Return the whole listing exactly as it stands.

────

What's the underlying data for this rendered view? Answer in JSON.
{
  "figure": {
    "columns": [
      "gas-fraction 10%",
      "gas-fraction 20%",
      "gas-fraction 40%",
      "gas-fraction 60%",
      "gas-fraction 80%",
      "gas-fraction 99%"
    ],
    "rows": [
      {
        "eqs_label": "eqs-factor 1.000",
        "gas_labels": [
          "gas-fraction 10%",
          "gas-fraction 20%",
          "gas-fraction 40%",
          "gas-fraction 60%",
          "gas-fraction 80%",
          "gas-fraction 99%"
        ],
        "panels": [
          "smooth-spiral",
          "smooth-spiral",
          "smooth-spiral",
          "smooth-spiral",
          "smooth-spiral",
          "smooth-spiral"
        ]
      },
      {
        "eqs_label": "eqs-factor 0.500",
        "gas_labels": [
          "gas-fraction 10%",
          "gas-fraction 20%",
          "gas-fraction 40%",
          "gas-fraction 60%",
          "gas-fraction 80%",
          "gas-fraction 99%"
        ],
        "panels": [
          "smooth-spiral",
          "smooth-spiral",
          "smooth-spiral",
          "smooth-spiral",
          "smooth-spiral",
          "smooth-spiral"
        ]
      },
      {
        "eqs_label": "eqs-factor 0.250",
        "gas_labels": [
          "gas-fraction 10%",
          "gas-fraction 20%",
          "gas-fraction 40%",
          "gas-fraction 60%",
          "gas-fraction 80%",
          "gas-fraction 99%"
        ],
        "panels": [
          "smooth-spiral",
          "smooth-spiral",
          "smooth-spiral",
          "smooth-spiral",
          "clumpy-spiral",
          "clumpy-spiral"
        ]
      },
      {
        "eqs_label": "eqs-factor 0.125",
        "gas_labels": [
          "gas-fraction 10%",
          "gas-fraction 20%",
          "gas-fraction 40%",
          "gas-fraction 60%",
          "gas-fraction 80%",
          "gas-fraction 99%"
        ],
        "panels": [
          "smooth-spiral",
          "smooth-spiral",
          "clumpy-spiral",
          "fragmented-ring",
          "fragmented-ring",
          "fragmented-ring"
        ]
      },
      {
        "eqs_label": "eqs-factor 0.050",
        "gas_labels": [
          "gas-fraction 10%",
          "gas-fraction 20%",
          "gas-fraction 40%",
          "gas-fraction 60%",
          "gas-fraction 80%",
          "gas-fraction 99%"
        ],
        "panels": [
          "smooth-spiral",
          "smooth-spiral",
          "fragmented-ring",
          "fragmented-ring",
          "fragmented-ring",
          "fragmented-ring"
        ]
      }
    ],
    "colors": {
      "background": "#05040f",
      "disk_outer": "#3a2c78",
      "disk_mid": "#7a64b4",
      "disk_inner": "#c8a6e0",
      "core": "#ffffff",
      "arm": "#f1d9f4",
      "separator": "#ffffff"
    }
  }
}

────

### SOLUTION TO THIS PROBLEM:
What's the underlying data for this rendered view? Answer in JSON.
{
  "figure": {
    "columns": [
      "gas-fraction 10%",
      "gas-fraction 20%",
      "gas-fraction 40%",
      "gas-fraction 60%",
      "gas-fraction 80%",
      "gas-fraction 99%"
    ],
    "rows": [
      {
        "eqs_label": "eqs-factor 1.000",
        "gas_labels": [
          "gas-fraction 10%",
          "gas-fraction 20%",
          "gas-fraction 40%",
          "gas-fraction 60%",
          "gas-fraction 80%",
          "gas-fraction 99%"
        ],
        "panels": [
          "smooth-spiral",
          "smooth-spiral",
          "smooth-spiral",
          "smooth-spiral",
          "smooth-spiral",
          "smooth-spiral"
        ]
      },
      {
        "eqs_label": "eqs-factor 0.500",
        "gas_labels": [
          "gas-fraction 10%",
          "gas-fraction 20%",
          "gas-fraction 40%",
          "gas-fraction 60%",
          "gas-fraction 80%",
          "gas-fraction 99%"
        ],
        "panels": [
          "smooth-spiral",
          "smooth-spiral",
          "smooth-spiral",
          "smooth-spiral",
          "smooth-spiral",
          "smooth-spiral"
        ]
      },
      {
        "eqs_label": "eqs-factor 0.250",
        "gas_labels": [
          "gas-fraction 10%",
          "gas-fraction 20%",
          "gas-fraction 40%",
          "gas-fraction 60%",
          "gas-fraction 80%",
          "gas-fraction 99%"
        ],
        "panels": [
          "smooth-spiral",
          "smooth-spiral",
          "smooth-spiral",
          "smooth-spiral",
          "clumpy-spiral",
          "clumpy-spiral"
        ]
      },
      {
        "eqs_label": "eqs-factor 0.125",
        "gas_labels": [
          "gas-fraction 10%",
          "gas-fraction 20%",
          "gas-fraction 40%",
          "gas-fraction 60%",
          "gas-fraction 80%",
          "gas-fraction 99%"
        ],
        "panels": [
          "smooth-spiral",
          "smooth-spiral",
          "clumpy-spiral",
          "fragmented-ring",
          "fragmented-ring",
          "fragmented-ring"
        ]
      },
      {
        "eqs_label": "eqs-factor 0.050",
        "gas_labels": [
          "gas-fraction 10%",
          "gas-fraction 20%",
          "gas-fraction 40%",
          "gas-fraction 60%",
          "gas-fraction 80%",
          "gas-fraction 99%"
        ],
        "panels": [
          "smooth-spiral",
          "smooth-spiral",
          "fragmented-ring",
          "fragmented-ring",
          "fragmented-ring",
          "fragmented-ring"
        ]
      }
    ],
    "colors": {
      "background": "#05040f",
      "disk_outer": "#3a2c78",
      "disk_mid": "#7a64b4",
      "disk_inner": "#c8a6e0",
      "core": "#ffffff",
      "arm": "#f1d9f4",
      "separator": "#ffffff"
    }
  }
}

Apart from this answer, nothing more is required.